Dataset excerpts:
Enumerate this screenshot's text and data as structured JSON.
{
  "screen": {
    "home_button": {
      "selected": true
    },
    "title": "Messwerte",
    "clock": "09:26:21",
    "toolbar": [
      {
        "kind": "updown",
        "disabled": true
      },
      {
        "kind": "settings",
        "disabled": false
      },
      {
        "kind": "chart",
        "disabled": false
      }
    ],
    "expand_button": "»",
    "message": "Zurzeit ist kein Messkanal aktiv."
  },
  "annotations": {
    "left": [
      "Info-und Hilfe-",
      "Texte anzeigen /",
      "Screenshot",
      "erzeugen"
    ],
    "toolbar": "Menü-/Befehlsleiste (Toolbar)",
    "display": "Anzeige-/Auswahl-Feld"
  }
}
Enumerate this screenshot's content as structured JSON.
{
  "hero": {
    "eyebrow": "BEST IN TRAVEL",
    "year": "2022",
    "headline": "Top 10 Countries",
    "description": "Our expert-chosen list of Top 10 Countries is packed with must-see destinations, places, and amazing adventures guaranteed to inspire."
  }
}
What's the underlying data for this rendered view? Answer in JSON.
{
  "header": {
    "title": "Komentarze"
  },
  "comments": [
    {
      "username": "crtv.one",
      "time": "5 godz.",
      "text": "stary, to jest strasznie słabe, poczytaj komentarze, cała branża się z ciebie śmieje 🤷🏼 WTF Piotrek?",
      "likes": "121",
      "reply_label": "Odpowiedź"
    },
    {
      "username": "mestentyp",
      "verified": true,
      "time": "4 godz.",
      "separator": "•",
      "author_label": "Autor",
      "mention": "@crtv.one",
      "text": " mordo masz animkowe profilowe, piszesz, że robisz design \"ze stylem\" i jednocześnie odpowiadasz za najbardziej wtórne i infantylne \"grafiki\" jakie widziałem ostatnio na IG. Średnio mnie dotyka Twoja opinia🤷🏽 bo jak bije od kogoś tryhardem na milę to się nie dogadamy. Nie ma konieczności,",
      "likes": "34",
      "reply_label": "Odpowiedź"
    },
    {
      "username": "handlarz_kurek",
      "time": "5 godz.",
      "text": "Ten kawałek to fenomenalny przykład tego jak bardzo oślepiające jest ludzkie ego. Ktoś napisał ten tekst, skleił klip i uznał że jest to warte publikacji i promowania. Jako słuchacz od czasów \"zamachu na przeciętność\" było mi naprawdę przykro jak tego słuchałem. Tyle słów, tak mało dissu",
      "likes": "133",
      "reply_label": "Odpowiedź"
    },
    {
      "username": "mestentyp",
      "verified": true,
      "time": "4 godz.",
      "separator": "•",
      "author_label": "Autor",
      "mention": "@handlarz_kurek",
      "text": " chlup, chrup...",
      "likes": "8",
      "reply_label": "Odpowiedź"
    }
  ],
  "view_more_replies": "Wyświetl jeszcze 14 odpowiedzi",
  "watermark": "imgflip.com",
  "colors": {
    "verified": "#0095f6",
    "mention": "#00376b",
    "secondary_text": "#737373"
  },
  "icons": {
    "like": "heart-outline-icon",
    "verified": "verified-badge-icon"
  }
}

DO THIS: Your task is to quote the listing above word for word.

ANSWER:
Enumerate this screenshot's text and data as structured JSON.
{
  "screen": {
    "home_button": {
      "selected": true
    },
    "title": "Messwerte",
    "clock": "09:26:21",
    "toolbar": [
      {
        "kind": "updown",
        "disabled": true
      },
      {
        "kind": "settings",
        "disabled": false
      },
      {
        "kind": "chart",
        "disabled": false
      }
    ],
    "expand_button": "»",
    "message": "Zurzeit ist kein Messkanal aktiv."
  },
  "annotations": {
    "left": [
      "Info-und Hilfe-",
      "Texte anzeigen /",
      "Screenshot",
      "erzeugen"
    ],
    "toolbar": "Menü-/Befehlsleiste (Toolbar)",
    "display": "Anzeige-/Auswahl-Feld"
  }
}
Enumerate this screenshot's content as structured JSON.
{
  "hero": {
    "eyebrow": "BEST IN TRAVEL",
    "year": "2022",
    "headline": "Top 10 Countries",
    "description": "Our expert-chosen list of Top 10 Countries is packed with must-see destinations, places, and amazing adventures guaranteed to inspire."
  }
}
What's the underlying data for this rendered view? Answer in JSON.
{
  "header": {
    "title": "Komentarze"
  },
  "comments": [
    {
      "username": "crtv.one",
      "time": "5 godz.",
      "text": "stary, to jest strasznie słabe, poczytaj komentarze, cała branża się z ciebie śmieje 🤷🏼 WTF Piotrek?",
      "likes": "121",
      "reply_label": "Odpowiedź"
    },
    {
      "username": "mestentyp",
      "verified": true,
      "time": "4 godz.",
      "separator": "•",
      "author_label": "Autor",
      "mention": "@crtv.one",
      "text": " mordo masz animkowe profilowe, piszesz, że robisz design \"ze stylem\" i jednocześnie odpowiadasz za najbardziej wtórne i infantylne \"grafiki\" jakie widziałem ostatnio na IG. Średnio mnie dotyka Twoja opinia🤷🏽 bo jak bije od kogoś tryhardem na milę to się nie dogadamy. Nie ma konieczności,",
      "likes": "34",
      "reply_label": "Odpowiedź"
    },
    {
      "username": "handlarz_kurek",
      "time": "5 godz.",
      "text": "Ten kawałek to fenomenalny przykład tego jak bardzo oślepiające jest ludzkie ego. Ktoś napisał ten tekst, skleił klip i uznał że jest to warte publikacji i promowania. Jako słuchacz od czasów \"zamachu na przeciętność\" było mi naprawdę przykro jak tego słuchałem. Tyle słów, tak mało dissu",
      "likes": "133",
      "reply_label": "Odpowiedź"
    },
    {
      "username": "mestentyp",
      "verified": true,
      "time": "4 godz.",
      "separator": "•",
      "author_label": "Autor",
      "mention": "@handlarz_kurek",
      "text": " chlup, chrup...",
      "likes": "8",
      "reply_label": "Odpowiedź"
    }
  ],
  "view_more_replies": "Wyświetl jeszcze 14 odpowiedzi",
  "watermark": "imgflip.com",
  "colors": {
    "verified": "#0095f6",
    "mention": "#00376b",
    "secondary_text": "#737373"
  },
  "icons": {
    "like": "heart-outline-icon",
    "verified": "verified-badge-icon"
  }
}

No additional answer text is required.